Dataset records
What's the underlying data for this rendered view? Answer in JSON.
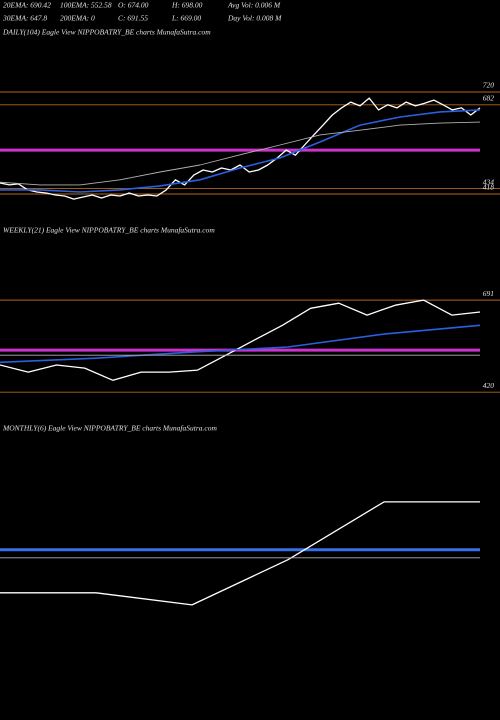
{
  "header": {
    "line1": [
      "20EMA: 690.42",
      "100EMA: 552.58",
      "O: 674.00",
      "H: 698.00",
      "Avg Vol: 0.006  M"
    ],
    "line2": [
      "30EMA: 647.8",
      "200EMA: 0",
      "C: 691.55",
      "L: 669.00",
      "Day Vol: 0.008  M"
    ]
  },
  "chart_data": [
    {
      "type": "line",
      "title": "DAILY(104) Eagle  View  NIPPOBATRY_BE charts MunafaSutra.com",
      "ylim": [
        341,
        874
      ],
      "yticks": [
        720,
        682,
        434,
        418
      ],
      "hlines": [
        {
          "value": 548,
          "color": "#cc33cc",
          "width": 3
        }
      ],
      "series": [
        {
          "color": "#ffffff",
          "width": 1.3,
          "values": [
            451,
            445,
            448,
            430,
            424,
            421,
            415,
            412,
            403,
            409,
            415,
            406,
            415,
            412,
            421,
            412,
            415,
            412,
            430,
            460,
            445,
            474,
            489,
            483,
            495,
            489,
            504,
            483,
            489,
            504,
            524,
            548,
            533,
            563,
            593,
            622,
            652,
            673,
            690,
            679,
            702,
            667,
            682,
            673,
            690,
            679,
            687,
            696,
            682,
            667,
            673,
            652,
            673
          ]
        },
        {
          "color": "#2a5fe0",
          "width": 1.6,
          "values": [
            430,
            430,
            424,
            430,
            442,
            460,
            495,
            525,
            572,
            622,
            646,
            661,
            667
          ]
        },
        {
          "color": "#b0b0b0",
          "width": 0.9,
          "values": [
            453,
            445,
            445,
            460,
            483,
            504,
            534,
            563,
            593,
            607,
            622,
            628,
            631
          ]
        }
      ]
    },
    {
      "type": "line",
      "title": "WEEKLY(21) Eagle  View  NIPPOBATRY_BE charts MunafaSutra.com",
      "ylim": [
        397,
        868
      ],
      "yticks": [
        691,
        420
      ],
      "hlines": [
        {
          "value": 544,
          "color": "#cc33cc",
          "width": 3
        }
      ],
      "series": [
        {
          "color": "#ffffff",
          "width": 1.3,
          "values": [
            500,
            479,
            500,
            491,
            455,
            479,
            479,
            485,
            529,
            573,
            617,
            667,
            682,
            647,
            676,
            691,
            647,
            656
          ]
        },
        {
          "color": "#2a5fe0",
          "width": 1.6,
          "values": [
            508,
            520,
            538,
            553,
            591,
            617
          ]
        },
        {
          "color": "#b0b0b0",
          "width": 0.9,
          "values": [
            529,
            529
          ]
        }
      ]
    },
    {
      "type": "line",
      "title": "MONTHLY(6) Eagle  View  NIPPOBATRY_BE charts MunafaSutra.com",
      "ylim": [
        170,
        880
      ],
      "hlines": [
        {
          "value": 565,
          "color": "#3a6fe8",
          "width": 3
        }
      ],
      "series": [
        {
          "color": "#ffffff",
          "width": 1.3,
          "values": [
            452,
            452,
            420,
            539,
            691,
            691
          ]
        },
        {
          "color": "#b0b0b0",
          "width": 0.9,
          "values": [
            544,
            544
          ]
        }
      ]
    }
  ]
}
---
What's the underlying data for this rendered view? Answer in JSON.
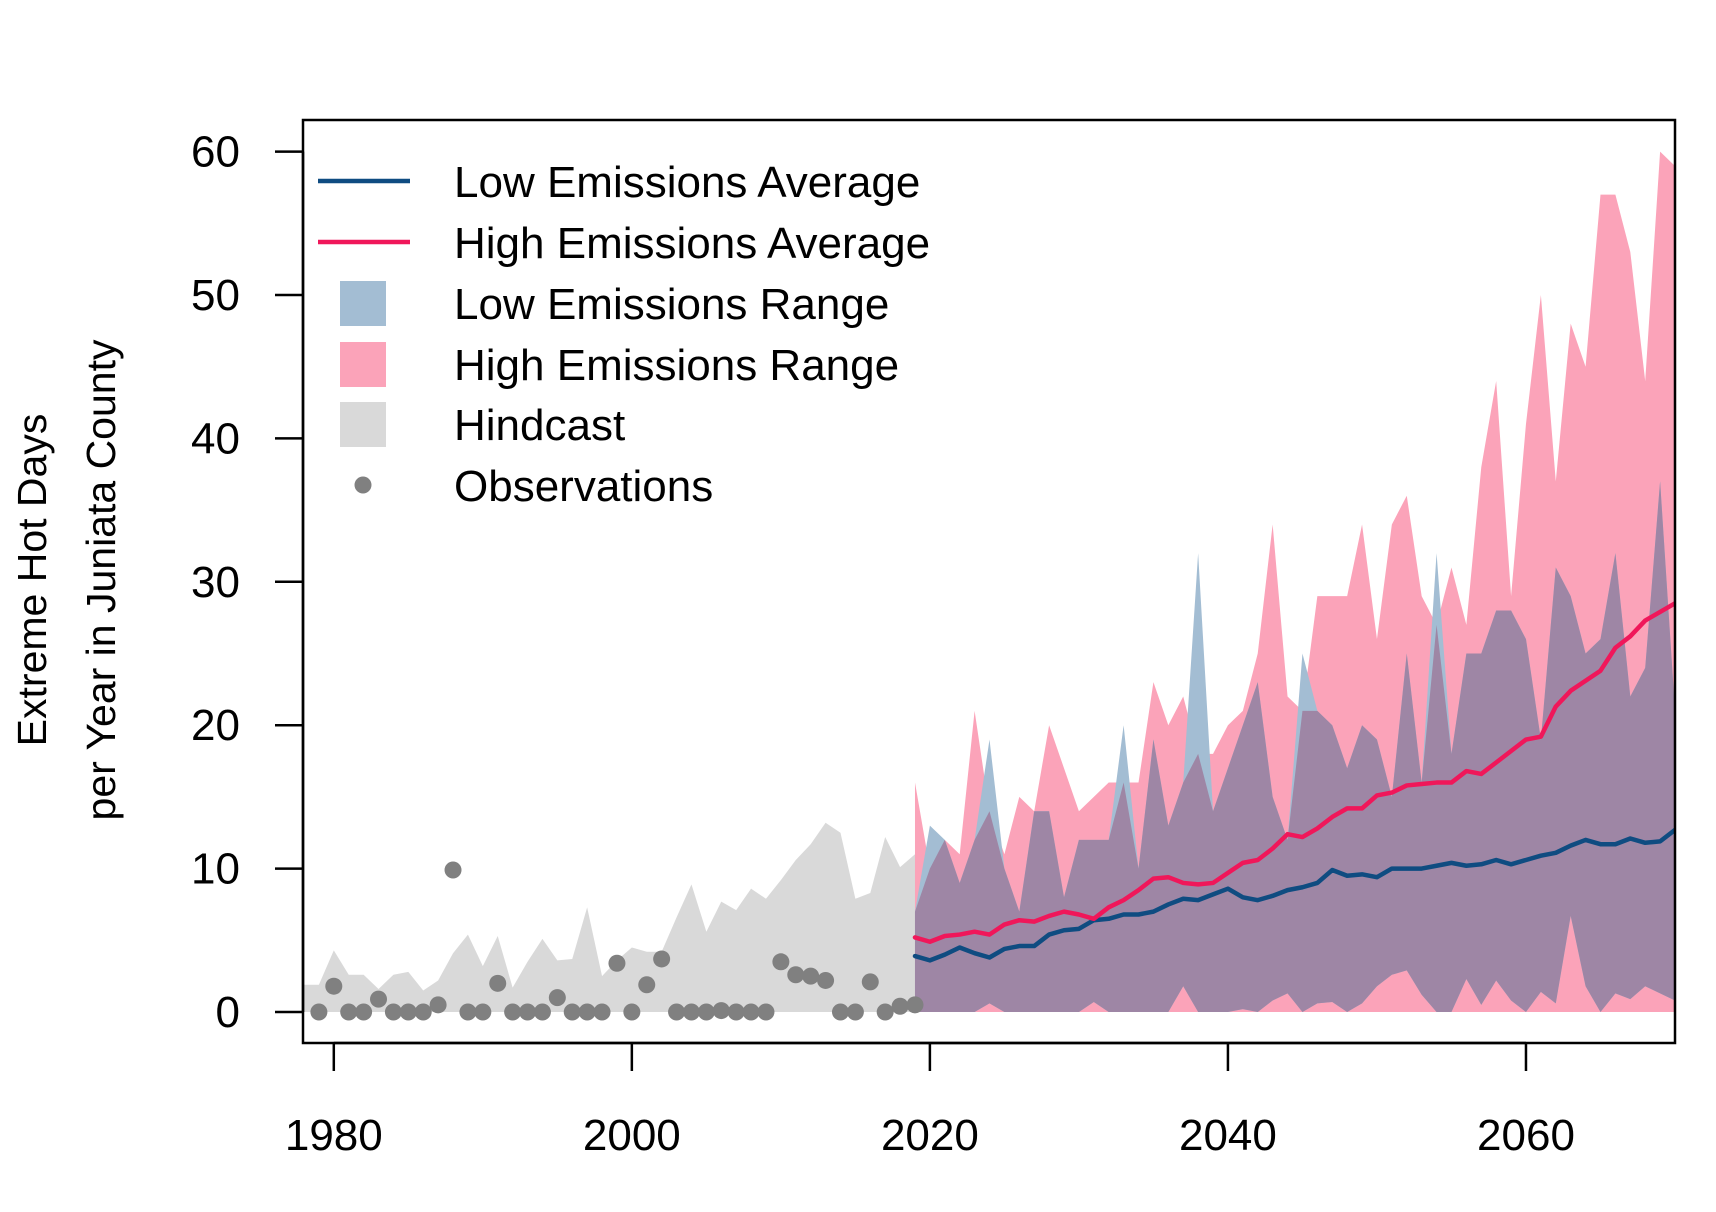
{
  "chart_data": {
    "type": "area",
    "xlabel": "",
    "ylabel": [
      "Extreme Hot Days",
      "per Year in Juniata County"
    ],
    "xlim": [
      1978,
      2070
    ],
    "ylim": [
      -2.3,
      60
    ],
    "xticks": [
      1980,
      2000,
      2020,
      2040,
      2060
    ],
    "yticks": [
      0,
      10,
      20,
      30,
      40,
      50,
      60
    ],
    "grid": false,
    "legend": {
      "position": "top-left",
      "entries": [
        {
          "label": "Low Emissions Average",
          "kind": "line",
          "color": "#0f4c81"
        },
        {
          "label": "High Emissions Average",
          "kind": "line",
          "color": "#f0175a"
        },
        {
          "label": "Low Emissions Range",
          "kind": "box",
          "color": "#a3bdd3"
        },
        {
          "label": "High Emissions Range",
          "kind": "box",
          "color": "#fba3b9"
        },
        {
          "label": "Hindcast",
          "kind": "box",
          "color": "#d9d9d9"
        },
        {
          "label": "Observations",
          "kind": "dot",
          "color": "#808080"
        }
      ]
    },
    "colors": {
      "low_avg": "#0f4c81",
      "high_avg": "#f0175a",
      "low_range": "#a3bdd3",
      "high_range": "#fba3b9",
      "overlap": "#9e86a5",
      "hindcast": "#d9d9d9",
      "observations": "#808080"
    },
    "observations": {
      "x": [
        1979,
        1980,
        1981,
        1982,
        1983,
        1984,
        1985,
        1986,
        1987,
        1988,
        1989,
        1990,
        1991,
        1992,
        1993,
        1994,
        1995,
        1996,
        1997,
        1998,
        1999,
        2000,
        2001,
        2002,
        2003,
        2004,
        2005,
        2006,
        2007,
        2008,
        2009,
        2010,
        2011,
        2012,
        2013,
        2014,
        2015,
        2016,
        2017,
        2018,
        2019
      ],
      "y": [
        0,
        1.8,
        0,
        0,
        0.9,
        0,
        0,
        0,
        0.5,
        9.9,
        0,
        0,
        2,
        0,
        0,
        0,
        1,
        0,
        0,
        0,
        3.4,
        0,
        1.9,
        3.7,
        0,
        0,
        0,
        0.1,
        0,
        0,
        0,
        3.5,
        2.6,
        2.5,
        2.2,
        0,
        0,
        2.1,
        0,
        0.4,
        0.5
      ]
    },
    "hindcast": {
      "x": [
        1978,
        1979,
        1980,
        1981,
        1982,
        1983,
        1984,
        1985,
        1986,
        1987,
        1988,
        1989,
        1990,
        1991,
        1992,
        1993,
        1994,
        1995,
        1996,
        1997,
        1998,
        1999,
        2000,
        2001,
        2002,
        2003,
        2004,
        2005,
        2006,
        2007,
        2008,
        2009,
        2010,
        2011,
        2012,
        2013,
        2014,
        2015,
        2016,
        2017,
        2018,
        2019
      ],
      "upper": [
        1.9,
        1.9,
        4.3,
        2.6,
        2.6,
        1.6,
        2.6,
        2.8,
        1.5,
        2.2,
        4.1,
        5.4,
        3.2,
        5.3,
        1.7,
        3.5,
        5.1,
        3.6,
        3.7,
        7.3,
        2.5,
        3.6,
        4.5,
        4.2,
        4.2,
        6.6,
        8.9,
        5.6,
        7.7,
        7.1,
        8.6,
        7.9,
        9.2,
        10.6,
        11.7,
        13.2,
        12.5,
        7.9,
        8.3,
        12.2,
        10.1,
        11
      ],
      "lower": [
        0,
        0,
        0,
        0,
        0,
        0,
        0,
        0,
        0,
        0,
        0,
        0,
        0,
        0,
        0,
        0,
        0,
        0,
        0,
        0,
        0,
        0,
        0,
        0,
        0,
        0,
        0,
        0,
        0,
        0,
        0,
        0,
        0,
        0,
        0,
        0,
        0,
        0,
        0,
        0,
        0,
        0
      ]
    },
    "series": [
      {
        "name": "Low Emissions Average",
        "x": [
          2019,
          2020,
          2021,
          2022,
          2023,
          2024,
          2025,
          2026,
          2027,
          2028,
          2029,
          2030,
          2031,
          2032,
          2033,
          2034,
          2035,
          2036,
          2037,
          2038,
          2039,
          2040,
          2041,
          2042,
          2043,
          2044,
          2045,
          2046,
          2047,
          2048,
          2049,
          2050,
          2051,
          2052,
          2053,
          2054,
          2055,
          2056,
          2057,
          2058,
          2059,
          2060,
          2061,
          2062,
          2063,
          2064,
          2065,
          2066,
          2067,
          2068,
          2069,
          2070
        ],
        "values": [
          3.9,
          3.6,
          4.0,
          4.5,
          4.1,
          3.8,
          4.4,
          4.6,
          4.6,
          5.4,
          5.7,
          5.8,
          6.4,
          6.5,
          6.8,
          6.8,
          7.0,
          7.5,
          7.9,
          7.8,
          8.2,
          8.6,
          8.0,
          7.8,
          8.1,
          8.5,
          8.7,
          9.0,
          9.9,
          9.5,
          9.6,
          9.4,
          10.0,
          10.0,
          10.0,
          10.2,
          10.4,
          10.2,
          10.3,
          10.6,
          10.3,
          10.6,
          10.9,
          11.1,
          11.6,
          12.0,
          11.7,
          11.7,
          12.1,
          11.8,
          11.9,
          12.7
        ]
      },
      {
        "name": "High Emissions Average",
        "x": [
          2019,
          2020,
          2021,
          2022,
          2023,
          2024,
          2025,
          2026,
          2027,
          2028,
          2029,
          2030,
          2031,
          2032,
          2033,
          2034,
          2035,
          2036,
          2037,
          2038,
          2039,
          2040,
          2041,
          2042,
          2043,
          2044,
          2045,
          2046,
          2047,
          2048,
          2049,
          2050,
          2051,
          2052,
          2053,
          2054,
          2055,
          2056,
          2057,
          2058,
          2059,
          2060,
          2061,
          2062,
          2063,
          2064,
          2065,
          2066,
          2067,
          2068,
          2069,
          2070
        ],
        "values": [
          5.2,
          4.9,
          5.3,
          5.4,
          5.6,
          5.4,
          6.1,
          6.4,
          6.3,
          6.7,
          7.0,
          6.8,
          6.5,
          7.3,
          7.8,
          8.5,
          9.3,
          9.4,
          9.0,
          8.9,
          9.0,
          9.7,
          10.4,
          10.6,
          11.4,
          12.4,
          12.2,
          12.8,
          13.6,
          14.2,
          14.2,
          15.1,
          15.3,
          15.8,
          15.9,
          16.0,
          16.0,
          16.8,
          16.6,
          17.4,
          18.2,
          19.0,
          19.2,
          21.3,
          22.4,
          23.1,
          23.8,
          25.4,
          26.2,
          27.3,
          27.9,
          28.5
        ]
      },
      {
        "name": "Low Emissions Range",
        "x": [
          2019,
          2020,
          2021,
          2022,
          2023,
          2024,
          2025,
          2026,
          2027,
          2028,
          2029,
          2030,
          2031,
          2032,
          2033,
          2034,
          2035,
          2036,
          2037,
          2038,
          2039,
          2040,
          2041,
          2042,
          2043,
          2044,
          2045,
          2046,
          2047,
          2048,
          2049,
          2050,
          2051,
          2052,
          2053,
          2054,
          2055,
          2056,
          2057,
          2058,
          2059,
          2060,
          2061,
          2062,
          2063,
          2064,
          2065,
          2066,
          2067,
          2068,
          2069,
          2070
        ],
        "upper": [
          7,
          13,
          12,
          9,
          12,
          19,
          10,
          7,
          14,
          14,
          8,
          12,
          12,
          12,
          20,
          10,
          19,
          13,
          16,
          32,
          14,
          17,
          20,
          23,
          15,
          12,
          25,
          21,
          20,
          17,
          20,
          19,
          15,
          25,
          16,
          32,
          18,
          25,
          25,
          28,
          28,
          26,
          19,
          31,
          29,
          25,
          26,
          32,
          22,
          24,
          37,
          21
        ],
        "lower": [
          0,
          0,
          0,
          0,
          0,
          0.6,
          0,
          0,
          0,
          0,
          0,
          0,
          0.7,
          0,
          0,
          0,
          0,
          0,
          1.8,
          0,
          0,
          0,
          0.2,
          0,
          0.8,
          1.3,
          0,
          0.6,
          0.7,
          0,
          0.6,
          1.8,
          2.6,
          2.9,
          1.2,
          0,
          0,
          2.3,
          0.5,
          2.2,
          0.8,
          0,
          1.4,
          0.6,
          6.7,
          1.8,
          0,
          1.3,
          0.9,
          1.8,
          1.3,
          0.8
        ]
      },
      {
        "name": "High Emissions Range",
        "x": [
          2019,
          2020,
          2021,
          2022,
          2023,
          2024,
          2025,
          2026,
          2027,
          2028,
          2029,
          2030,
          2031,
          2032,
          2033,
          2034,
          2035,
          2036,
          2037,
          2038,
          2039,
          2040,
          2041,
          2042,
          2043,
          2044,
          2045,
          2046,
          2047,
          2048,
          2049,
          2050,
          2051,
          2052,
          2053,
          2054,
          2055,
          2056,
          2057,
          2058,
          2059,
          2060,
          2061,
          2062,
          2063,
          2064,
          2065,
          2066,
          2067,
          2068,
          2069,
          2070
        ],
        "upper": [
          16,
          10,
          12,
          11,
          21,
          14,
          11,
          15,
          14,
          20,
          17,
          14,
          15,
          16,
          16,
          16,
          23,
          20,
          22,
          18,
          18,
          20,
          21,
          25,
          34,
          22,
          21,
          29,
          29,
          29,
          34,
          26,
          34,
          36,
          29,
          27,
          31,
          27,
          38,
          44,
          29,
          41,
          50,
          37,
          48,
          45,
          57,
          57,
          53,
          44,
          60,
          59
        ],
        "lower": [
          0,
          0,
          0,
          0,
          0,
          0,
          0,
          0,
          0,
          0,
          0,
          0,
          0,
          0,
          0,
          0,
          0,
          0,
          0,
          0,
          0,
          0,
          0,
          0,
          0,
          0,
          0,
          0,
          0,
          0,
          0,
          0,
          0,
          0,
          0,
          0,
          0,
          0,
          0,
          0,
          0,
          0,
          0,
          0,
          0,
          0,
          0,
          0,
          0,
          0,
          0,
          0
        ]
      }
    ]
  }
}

▶ WRITTEN EXERCISE
From the entries above, extract each line containing "title".

▶ REPLY
      "title": "DAILY(104) Eagle  View  NIPPOBATRY_BE charts MunafaSutra.com",
      "title": "WEEKLY(21) Eagle  View  NIPPOBATRY_BE charts MunafaSutra.com",
      "title": "MONTHLY(6) Eagle  View  NIPPOBATRY_BE charts MunafaSutra.com",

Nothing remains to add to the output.